Given exercise: Produce an exact copy of all the data below, dropping every image.

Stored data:
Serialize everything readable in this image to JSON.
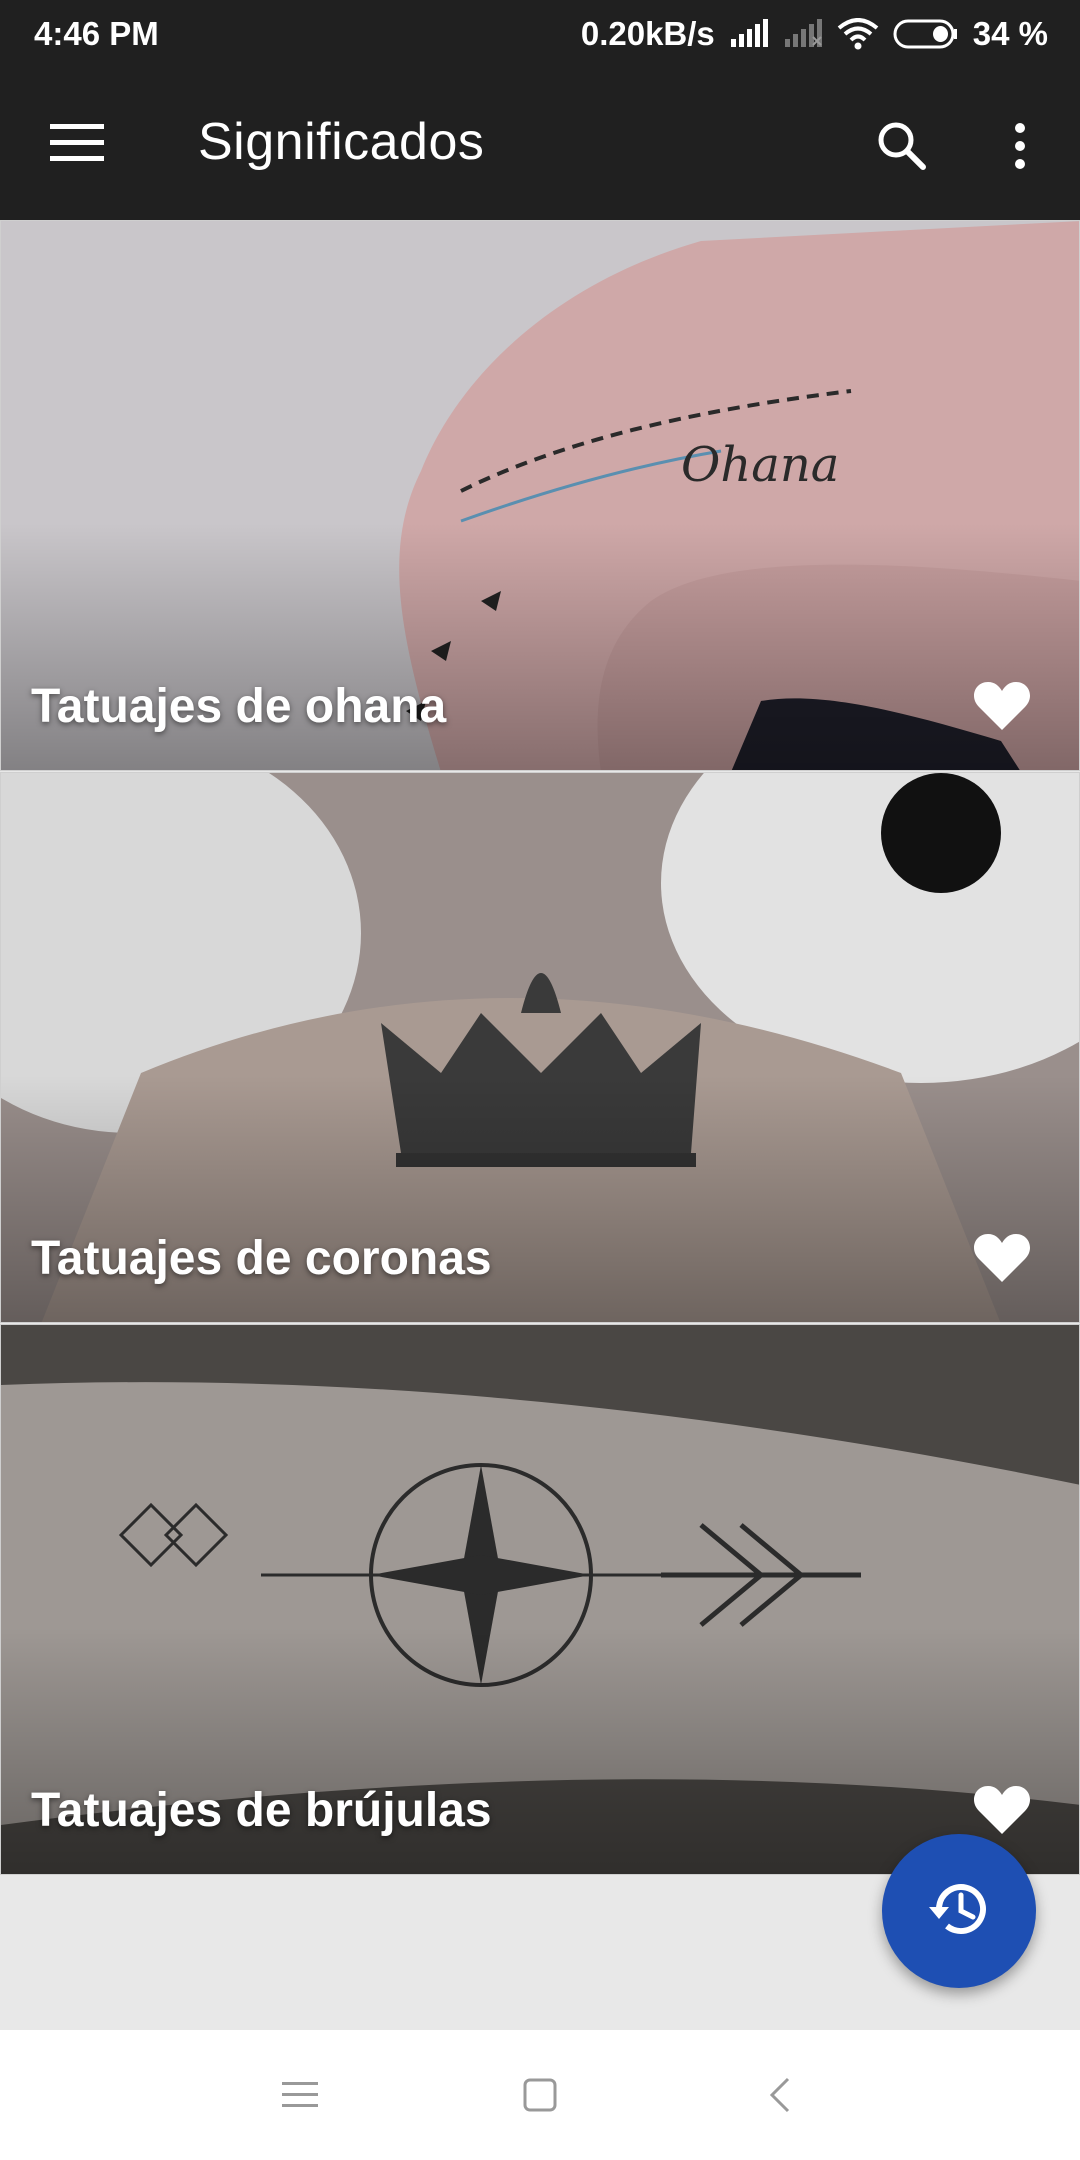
{
  "status_bar": {
    "time": "4:46 PM",
    "net_speed": "0.20kB/s",
    "battery": "34 %",
    "icons": [
      "signal-icon",
      "signal-weak-icon",
      "wifi-icon",
      "battery-icon"
    ]
  },
  "app_bar": {
    "title": "Significados",
    "icons": [
      "menu-icon",
      "search-icon",
      "more-vert-icon"
    ]
  },
  "cards": [
    {
      "title": "Tatuajes de ohana",
      "favorite_icon": "heart-icon"
    },
    {
      "title": "Tatuajes de coronas",
      "favorite_icon": "heart-icon"
    },
    {
      "title": "Tatuajes de brújulas",
      "favorite_icon": "heart-icon"
    }
  ],
  "fab": {
    "icon": "history-icon",
    "color": "#1e4fb3"
  },
  "nav_bar": {
    "icons": [
      "recents-icon",
      "home-icon",
      "back-icon"
    ]
  },
  "colors": {
    "app_bar": "#202020",
    "background": "#e8e8e8",
    "accent": "#1e4fb3"
  }
}
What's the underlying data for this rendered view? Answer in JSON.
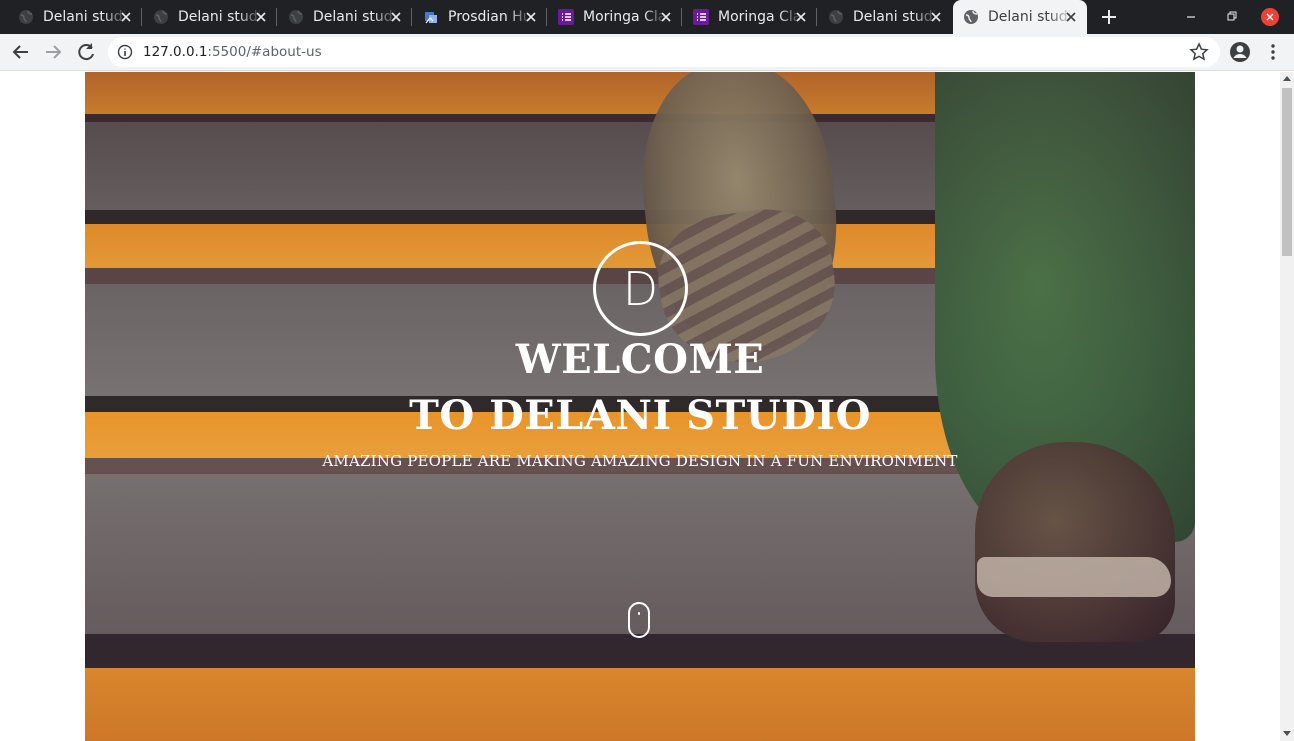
{
  "browser": {
    "tabs": [
      {
        "title": "Delani studio",
        "icon": "globe-icon",
        "active": false
      },
      {
        "title": "Delani studio",
        "icon": "globe-icon",
        "active": false
      },
      {
        "title": "Delani studio",
        "icon": "globe-icon",
        "active": false
      },
      {
        "title": "Prosdian Hub",
        "icon": "prosdian-icon",
        "active": false
      },
      {
        "title": "Moringa Classroom",
        "icon": "list-icon",
        "active": false
      },
      {
        "title": "Moringa Classroom",
        "icon": "list-icon",
        "active": false
      },
      {
        "title": "Delani studio",
        "icon": "globe-icon",
        "active": false
      },
      {
        "title": "Delani studio",
        "icon": "globe-icon",
        "active": true
      }
    ],
    "url_host": "127.0.0.1",
    "url_rest": ":5500/#about-us",
    "colors": {
      "tabstrip": "#202124",
      "toolbar": "#f1f3f4",
      "close_button": "#ea4335",
      "moringa_icon": "#6a1b9a"
    }
  },
  "hero": {
    "logo_letter": "D",
    "headline_line1": "WELCOME",
    "headline_line2": "TO DELANI STUDIO",
    "tagline": "AMAZING PEOPLE ARE MAKING AMAZING DESIGN IN A FUN ENVIRONMENT",
    "scroll_indicator": "mouse-scroll-icon",
    "colors": {
      "stripe_orange": "#f29a2a",
      "stripe_dark": "#2e2a2c",
      "pants_green": "#3d6140"
    }
  }
}
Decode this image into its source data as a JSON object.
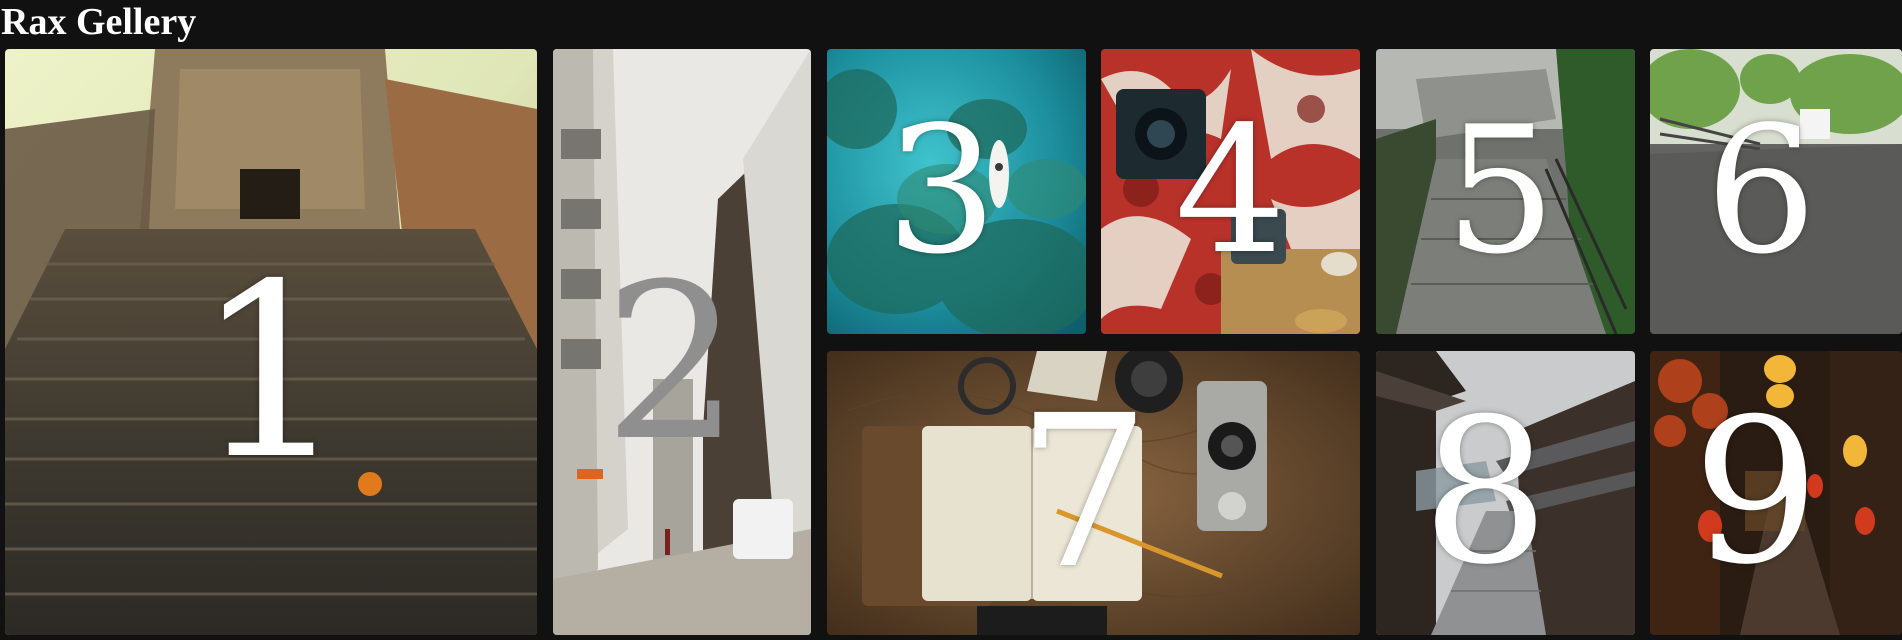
{
  "header": {
    "title": "Rax Gellery"
  },
  "gallery": {
    "tiles": [
      {
        "label": "1",
        "subject": "ancient stone temple staircase"
      },
      {
        "label": "2",
        "subject": "narrow city street between buildings"
      },
      {
        "label": "3",
        "subject": "aerial view of boat on turquoise sea"
      },
      {
        "label": "4",
        "subject": "camera on red floral fabric with tea cups"
      },
      {
        "label": "5",
        "subject": "stone alley path with railings"
      },
      {
        "label": "6",
        "subject": "blurred road with trees"
      },
      {
        "label": "7",
        "subject": "notebook, pencil, camera and map on desk"
      },
      {
        "label": "8",
        "subject": "traditional japanese street at dusk"
      },
      {
        "label": "9",
        "subject": "alley with hanging lanterns at night"
      }
    ]
  },
  "colors": {
    "page_background": "#111111",
    "title_text": "#ffffff",
    "number_text": "#ffffff",
    "number_text_muted": "#8f8f8f"
  }
}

Written answer:
Serialize everything readable in this image to JSON.
{
  "status_bar": {
    "time": "4:46 PM",
    "net_speed": "0.20kB/s",
    "battery": "34 %",
    "icons": [
      "signal-icon",
      "signal-weak-icon",
      "wifi-icon",
      "battery-icon"
    ]
  },
  "app_bar": {
    "title": "Significados",
    "icons": [
      "menu-icon",
      "search-icon",
      "more-vert-icon"
    ]
  },
  "cards": [
    {
      "title": "Tatuajes de ohana",
      "favorite_icon": "heart-icon"
    },
    {
      "title": "Tatuajes de coronas",
      "favorite_icon": "heart-icon"
    },
    {
      "title": "Tatuajes de brújulas",
      "favorite_icon": "heart-icon"
    }
  ],
  "fab": {
    "icon": "history-icon",
    "color": "#1e4fb3"
  },
  "nav_bar": {
    "icons": [
      "recents-icon",
      "home-icon",
      "back-icon"
    ]
  },
  "colors": {
    "app_bar": "#202020",
    "background": "#e8e8e8",
    "accent": "#1e4fb3"
  }
}
What's the underlying data for this rendered view? Answer in JSON.
{
  "browser": {
    "tabs": [
      {
        "title": "Delani studio",
        "icon": "globe-icon",
        "active": false
      },
      {
        "title": "Delani studio",
        "icon": "globe-icon",
        "active": false
      },
      {
        "title": "Delani studio",
        "icon": "globe-icon",
        "active": false
      },
      {
        "title": "Prosdian Hub",
        "icon": "prosdian-icon",
        "active": false
      },
      {
        "title": "Moringa Classroom",
        "icon": "list-icon",
        "active": false
      },
      {
        "title": "Moringa Classroom",
        "icon": "list-icon",
        "active": false
      },
      {
        "title": "Delani studio",
        "icon": "globe-icon",
        "active": false
      },
      {
        "title": "Delani studio",
        "icon": "globe-icon",
        "active": true
      }
    ],
    "url_host": "127.0.0.1",
    "url_rest": ":5500/#about-us",
    "colors": {
      "tabstrip": "#202124",
      "toolbar": "#f1f3f4",
      "close_button": "#ea4335",
      "moringa_icon": "#6a1b9a"
    }
  },
  "hero": {
    "logo_letter": "D",
    "headline_line1": "WELCOME",
    "headline_line2": "TO DELANI STUDIO",
    "tagline": "AMAZING PEOPLE ARE MAKING AMAZING DESIGN IN A FUN ENVIRONMENT",
    "scroll_indicator": "mouse-scroll-icon",
    "colors": {
      "stripe_orange": "#f29a2a",
      "stripe_dark": "#2e2a2c",
      "pants_green": "#3d6140"
    }
  }
}
Decode this image into its source data as a JSON object.
{
  "header": {
    "title": "Rax Gellery"
  },
  "gallery": {
    "tiles": [
      {
        "label": "1",
        "subject": "ancient stone temple staircase"
      },
      {
        "label": "2",
        "subject": "narrow city street between buildings"
      },
      {
        "label": "3",
        "subject": "aerial view of boat on turquoise sea"
      },
      {
        "label": "4",
        "subject": "camera on red floral fabric with tea cups"
      },
      {
        "label": "5",
        "subject": "stone alley path with railings"
      },
      {
        "label": "6",
        "subject": "blurred road with trees"
      },
      {
        "label": "7",
        "subject": "notebook, pencil, camera and map on desk"
      },
      {
        "label": "8",
        "subject": "traditional japanese street at dusk"
      },
      {
        "label": "9",
        "subject": "alley with hanging lanterns at night"
      }
    ]
  },
  "colors": {
    "page_background": "#111111",
    "title_text": "#ffffff",
    "number_text": "#ffffff",
    "number_text_muted": "#8f8f8f"
  }
}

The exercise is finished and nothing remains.